### Dataset items:

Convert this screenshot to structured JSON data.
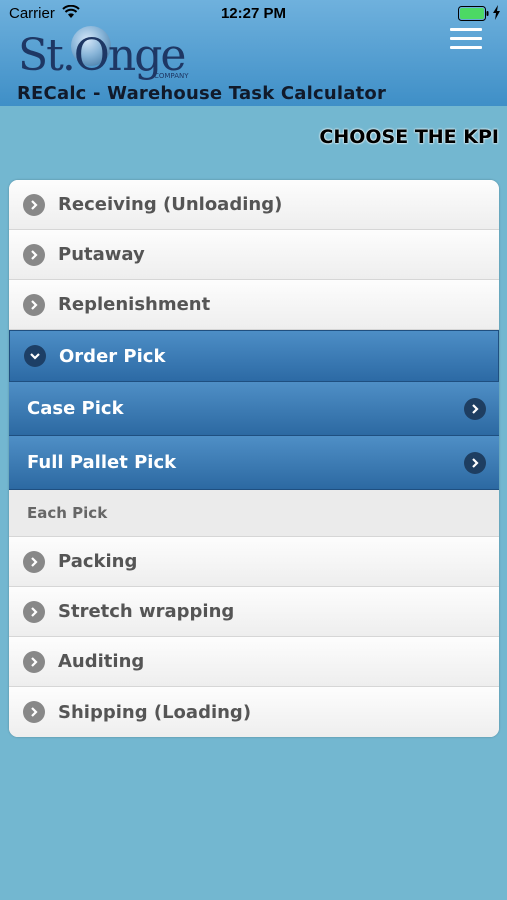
{
  "status_bar": {
    "carrier": "Carrier",
    "time": "12:27 PM"
  },
  "header": {
    "logo_text": "St.Onge",
    "logo_sub": "COMPANY",
    "app_title": "RECalc - Warehouse Task Calculator"
  },
  "heading": "CHOOSE THE KPI",
  "list": {
    "receiving": "Receiving (Unloading)",
    "putaway": "Putaway",
    "replenishment": "Replenishment",
    "order_pick": "Order Pick",
    "case_pick": "Case Pick",
    "full_pallet_pick": "Full Pallet Pick",
    "each_pick": "Each Pick",
    "packing": "Packing",
    "stretch_wrapping": "Stretch wrapping",
    "auditing": "Auditing",
    "shipping": "Shipping (Loading)"
  }
}
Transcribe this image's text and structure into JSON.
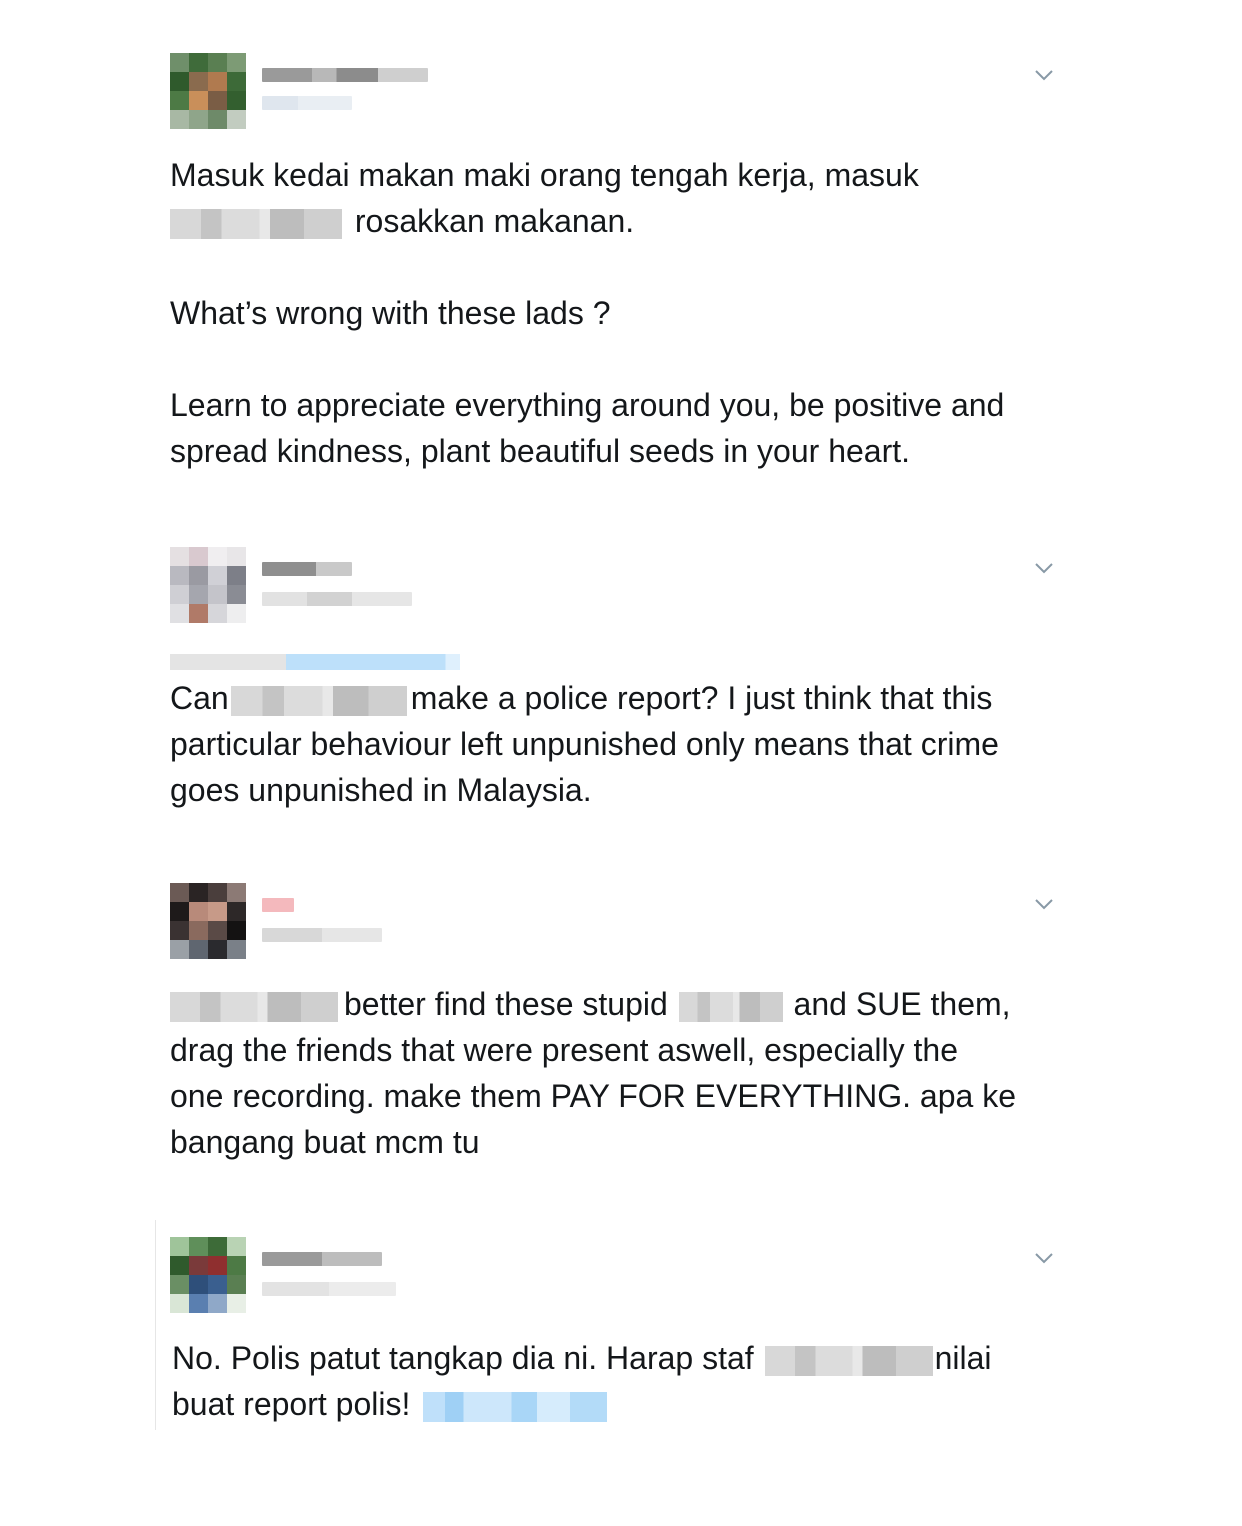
{
  "tweets": [
    {
      "text_parts": [
        "Masuk kedai makan maki orang tengah kerja, masuk\n",
        "[redacted]",
        " rosakkan makanan.\n\nWhat’s wrong with these lads ?\n\nLearn to appreciate everything around you, be positive and\nspread kindness, plant beautiful seeds in your heart."
      ],
      "avatar_colors": [
        "#6f8f6a",
        "#3f6b3a",
        "#5a7f52",
        "#7d9b75",
        "#2f5a2c",
        "#8a6b4e",
        "#b07a4f",
        "#3d6a38",
        "#4d7a45",
        "#c98f5a",
        "#7a5d45",
        "#335f2f",
        "#a8b8a4",
        "#8fa58a",
        "#6e8a69",
        "#c2ccc0"
      ]
    },
    {
      "text_parts": [
        "Can",
        "[redacted]",
        "make a police report? I just think that this\nparticular behaviour left unpunished only means that crime\ngoes unpunished in Malaysia."
      ],
      "avatar_colors": [
        "#e5e0e2",
        "#d9c9cf",
        "#f0eef0",
        "#e8e6e8",
        "#b9b9c0",
        "#9a9aa2",
        "#d0d0d6",
        "#7d7f88",
        "#cfcfd4",
        "#a5a6ae",
        "#c4c4ca",
        "#8a8c94",
        "#e0e0e3",
        "#b07a68",
        "#d6d6da",
        "#eeeeef"
      ]
    },
    {
      "text_parts": [
        "[redacted]",
        "better find these stupid ",
        "[redacted]",
        " and SUE them,\ndrag the friends that were present aswell, especially the\none recording. make them PAY FOR EVERYTHING. apa ke\nbangang buat mcm tu"
      ],
      "avatar_colors": [
        "#6b5a55",
        "#2a2424",
        "#4a3e3c",
        "#8c7a75",
        "#1e1a1a",
        "#b88a7a",
        "#c79a88",
        "#2d2828",
        "#3a3232",
        "#8a6a5e",
        "#5a4a46",
        "#141212",
        "#9aa0a6",
        "#5f6670",
        "#2a2a2e",
        "#7a8088"
      ]
    },
    {
      "text_parts": [
        "No. Polis patut tangkap dia ni. Harap staf ",
        "[redacted]",
        "nilai\nbuat report polis! ",
        "[redacted-link]"
      ],
      "avatar_colors": [
        "#9fc49a",
        "#5f8f5a",
        "#3d6b38",
        "#b9d3b4",
        "#2f5a2c",
        "#7a3a3a",
        "#8f2f2f",
        "#4d7a45",
        "#6a8f64",
        "#2e4f7a",
        "#3a5f8f",
        "#5a7f52",
        "#d9e6d6",
        "#5a7fb0",
        "#8fa8c8",
        "#e8efe6"
      ]
    }
  ],
  "icons": {
    "menu": "chevron-down-icon"
  },
  "colors": {
    "text": "#14171a",
    "chevron": "#8899a6",
    "link_blur": "#a9d6f7"
  }
}
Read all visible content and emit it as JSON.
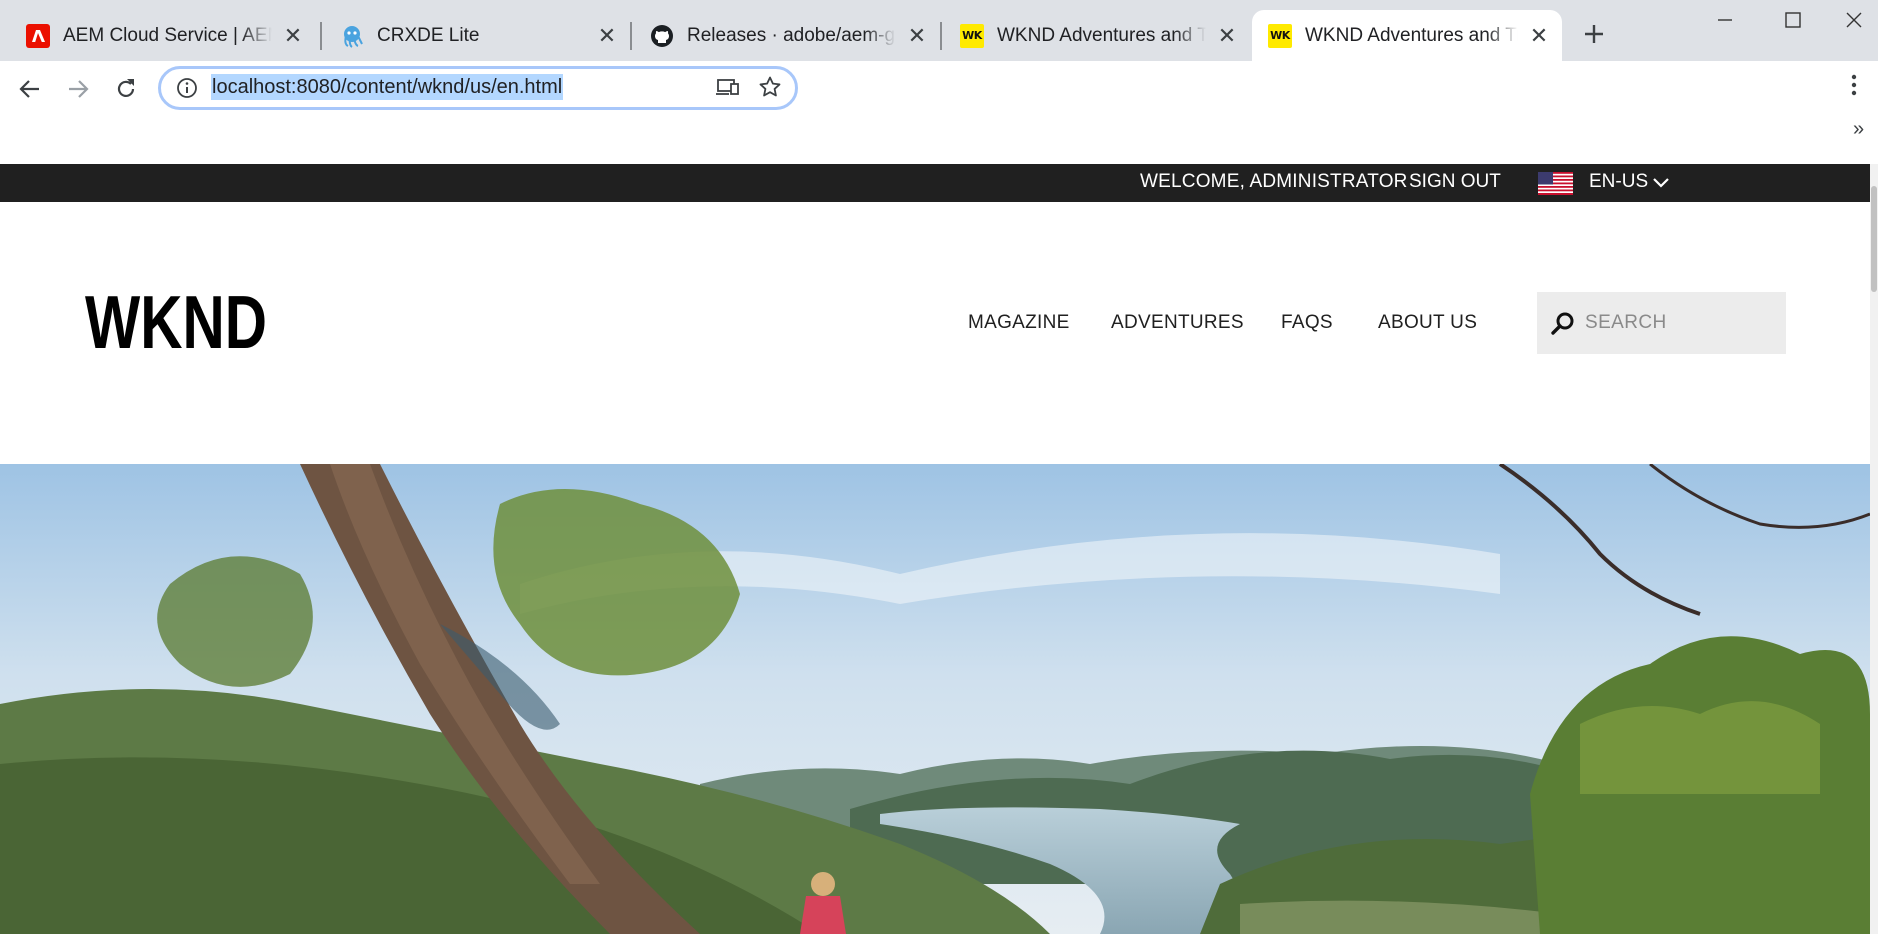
{
  "browser": {
    "tabs": [
      {
        "title": "AEM Cloud Service | AEM C",
        "favicon": "adobe-icon"
      },
      {
        "title": "CRXDE Lite",
        "favicon": "crxde-icon"
      },
      {
        "title": "Releases · adobe/aem-guid",
        "favicon": "github-icon"
      },
      {
        "title": "WKND Adventures and Tra",
        "favicon": "wknd-icon"
      },
      {
        "title": "WKND Adventures and Tra",
        "favicon": "wknd-icon",
        "active": true
      }
    ],
    "wknd_favicon_text": "WK",
    "address": "localhost:8080/content/wknd/us/en.html",
    "overflow_chevron": "»"
  },
  "site": {
    "utility_bar": {
      "welcome": "WELCOME, ADMINISTRATOR",
      "sign_out": "SIGN OUT",
      "language": "EN-US"
    },
    "logo": "WKND",
    "nav": [
      "MAGAZINE",
      "ADVENTURES",
      "FAQS",
      "ABOUT US"
    ],
    "search_placeholder": "SEARCH"
  },
  "colors": {
    "tabstrip": "#dee1e6",
    "utility_bar": "#202020",
    "search_bg": "#ececec",
    "wknd_yellow": "#ffea00",
    "adobe_red": "#eb1000"
  }
}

### PROBLEM STATEMENT:
Where a line holds "that", copy it out.

### EXERCISE RESPONSE:
        "make a police report? I just think that this\nparticular behaviour left unpunished only means that crime\ngoes unpunished in Malaysia."
        " and SUE them,\ndrag the friends that were present aswell, especially the\none recording. make them PAY FOR EVERYTHING. apa ke\nbangang buat mcm tu"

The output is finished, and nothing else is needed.